Pick out every line of the items that contains the string "Occator", and copy each one in full.

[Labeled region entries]
=-=-=

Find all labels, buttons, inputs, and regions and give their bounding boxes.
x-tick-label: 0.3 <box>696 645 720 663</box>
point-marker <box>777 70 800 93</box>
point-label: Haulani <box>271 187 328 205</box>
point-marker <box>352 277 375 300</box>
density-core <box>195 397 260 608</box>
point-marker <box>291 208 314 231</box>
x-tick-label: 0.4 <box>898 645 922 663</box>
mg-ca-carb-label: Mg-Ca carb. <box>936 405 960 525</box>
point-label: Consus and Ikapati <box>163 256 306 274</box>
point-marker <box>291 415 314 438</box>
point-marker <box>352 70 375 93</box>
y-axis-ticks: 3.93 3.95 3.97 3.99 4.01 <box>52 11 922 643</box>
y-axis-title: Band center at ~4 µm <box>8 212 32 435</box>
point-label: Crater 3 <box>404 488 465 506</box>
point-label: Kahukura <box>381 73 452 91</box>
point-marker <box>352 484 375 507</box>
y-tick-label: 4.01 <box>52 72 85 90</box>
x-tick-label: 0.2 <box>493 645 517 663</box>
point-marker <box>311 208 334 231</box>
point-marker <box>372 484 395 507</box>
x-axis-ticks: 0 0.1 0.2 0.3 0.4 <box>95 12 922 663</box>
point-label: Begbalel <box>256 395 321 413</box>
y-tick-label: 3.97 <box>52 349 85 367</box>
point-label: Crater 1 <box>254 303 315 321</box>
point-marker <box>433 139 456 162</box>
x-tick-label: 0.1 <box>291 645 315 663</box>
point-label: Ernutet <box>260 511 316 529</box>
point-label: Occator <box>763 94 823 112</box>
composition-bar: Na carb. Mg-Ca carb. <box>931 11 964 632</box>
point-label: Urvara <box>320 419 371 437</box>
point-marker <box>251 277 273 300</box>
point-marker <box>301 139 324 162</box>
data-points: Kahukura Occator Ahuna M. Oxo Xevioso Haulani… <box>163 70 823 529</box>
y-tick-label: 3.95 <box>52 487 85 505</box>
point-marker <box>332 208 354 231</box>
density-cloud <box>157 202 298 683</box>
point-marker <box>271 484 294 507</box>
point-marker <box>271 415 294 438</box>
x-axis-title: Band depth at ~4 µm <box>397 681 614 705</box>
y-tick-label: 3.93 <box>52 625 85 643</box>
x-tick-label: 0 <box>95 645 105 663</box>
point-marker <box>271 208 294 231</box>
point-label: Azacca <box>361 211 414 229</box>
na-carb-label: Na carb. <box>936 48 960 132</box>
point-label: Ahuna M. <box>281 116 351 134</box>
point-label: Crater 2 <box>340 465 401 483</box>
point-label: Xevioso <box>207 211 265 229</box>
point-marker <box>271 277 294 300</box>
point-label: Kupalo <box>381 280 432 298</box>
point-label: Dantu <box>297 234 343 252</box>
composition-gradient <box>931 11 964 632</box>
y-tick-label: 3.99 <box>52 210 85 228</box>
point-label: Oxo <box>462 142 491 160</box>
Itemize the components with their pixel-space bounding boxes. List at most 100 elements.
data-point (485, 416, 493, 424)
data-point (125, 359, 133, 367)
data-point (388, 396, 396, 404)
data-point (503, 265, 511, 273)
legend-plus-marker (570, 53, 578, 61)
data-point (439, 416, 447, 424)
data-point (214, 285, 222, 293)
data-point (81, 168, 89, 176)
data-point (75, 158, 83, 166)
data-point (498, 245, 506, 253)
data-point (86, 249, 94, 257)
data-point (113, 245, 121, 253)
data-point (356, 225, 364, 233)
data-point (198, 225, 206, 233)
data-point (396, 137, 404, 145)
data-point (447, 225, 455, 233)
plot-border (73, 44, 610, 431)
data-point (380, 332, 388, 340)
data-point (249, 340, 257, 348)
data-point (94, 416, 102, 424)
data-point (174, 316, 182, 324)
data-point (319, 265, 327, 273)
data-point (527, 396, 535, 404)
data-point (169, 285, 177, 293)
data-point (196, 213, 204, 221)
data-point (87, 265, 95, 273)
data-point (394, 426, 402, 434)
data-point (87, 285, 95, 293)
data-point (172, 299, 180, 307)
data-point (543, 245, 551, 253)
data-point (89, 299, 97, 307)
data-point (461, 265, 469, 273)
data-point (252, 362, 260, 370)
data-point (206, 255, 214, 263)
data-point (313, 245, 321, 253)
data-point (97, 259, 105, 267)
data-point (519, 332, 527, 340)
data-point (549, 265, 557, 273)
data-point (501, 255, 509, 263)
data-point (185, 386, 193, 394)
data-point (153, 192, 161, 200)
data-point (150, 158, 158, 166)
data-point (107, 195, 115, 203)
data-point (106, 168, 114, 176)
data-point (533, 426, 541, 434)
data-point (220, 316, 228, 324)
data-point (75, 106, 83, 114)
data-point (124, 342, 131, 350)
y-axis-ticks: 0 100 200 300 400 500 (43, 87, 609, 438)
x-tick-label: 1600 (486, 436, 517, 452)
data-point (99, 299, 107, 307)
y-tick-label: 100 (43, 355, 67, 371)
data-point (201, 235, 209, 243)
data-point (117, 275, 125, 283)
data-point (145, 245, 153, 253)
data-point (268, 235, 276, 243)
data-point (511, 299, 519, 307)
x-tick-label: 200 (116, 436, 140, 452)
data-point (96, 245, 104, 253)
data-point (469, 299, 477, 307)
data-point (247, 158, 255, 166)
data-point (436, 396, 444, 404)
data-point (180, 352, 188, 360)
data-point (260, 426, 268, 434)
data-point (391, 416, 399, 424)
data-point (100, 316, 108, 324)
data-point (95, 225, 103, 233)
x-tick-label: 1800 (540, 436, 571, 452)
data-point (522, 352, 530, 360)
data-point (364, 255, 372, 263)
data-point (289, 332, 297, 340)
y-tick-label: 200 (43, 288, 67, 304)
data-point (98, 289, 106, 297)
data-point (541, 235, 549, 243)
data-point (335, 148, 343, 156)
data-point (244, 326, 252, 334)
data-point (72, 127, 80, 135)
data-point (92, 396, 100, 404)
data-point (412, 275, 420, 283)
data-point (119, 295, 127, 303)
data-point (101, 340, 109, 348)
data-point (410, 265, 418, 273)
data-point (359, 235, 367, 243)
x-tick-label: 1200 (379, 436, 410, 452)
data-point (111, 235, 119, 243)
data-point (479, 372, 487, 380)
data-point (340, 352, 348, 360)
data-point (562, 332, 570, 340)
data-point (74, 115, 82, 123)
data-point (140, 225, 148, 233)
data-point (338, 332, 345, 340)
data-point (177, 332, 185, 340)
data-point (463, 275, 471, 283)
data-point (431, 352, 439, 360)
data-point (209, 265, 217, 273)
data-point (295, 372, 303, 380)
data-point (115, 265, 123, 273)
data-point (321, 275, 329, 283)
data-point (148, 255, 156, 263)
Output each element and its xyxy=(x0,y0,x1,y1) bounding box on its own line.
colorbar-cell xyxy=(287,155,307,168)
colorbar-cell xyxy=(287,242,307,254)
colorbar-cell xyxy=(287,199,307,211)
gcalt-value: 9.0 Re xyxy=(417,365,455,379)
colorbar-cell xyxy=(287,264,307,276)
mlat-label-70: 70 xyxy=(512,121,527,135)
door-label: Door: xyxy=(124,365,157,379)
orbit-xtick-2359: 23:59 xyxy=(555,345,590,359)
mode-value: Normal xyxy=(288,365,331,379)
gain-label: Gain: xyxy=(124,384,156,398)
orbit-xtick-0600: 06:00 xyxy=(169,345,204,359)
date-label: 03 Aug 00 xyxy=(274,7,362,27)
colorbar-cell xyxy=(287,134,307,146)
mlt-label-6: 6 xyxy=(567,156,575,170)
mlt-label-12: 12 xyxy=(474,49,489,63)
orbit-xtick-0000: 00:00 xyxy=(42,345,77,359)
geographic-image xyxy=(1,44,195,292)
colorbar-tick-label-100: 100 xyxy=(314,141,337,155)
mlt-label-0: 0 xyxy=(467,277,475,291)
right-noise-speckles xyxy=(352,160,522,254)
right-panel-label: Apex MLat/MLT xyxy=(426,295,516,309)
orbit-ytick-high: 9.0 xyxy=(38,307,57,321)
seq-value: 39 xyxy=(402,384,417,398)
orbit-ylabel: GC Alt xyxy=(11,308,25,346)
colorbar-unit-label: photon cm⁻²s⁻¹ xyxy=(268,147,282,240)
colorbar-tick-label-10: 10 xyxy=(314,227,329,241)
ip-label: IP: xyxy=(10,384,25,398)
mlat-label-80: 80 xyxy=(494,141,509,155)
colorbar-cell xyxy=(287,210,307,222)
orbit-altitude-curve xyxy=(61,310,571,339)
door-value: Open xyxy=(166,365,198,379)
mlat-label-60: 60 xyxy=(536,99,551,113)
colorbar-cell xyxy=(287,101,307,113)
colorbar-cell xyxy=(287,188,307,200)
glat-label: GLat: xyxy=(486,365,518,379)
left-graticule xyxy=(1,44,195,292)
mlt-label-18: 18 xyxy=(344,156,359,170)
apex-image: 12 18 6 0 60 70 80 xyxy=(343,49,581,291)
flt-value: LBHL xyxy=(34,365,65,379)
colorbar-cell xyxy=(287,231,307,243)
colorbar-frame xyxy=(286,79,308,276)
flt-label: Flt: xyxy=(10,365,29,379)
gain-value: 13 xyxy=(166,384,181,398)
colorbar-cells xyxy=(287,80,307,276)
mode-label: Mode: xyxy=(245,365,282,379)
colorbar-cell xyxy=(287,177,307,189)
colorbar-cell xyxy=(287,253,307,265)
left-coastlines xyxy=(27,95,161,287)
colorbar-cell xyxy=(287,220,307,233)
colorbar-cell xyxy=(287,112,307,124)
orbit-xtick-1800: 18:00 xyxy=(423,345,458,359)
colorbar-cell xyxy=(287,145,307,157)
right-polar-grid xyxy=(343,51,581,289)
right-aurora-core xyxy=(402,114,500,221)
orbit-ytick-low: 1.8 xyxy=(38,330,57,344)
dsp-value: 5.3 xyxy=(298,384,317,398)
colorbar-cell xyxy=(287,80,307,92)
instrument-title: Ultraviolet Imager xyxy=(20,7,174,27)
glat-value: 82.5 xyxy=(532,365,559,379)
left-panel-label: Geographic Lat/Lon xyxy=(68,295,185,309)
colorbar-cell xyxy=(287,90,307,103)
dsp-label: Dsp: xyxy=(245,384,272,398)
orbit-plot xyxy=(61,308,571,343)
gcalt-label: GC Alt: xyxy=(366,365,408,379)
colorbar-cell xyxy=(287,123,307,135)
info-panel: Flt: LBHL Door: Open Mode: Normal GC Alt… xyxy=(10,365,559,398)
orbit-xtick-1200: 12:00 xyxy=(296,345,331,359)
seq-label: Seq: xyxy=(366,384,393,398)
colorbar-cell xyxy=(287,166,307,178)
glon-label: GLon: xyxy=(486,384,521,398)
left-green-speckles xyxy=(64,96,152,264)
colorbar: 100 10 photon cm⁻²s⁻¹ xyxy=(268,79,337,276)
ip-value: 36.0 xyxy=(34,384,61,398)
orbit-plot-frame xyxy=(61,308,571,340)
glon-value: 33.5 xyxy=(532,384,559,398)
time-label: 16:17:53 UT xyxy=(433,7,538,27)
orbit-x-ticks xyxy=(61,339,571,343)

=-=-=

### Problem solution:
point-label: Occator <box>763 94 823 112</box>
data-points: Kahukura Occator Ahuna M. Oxo Xevioso Haulani… <box>163 70 823 529</box>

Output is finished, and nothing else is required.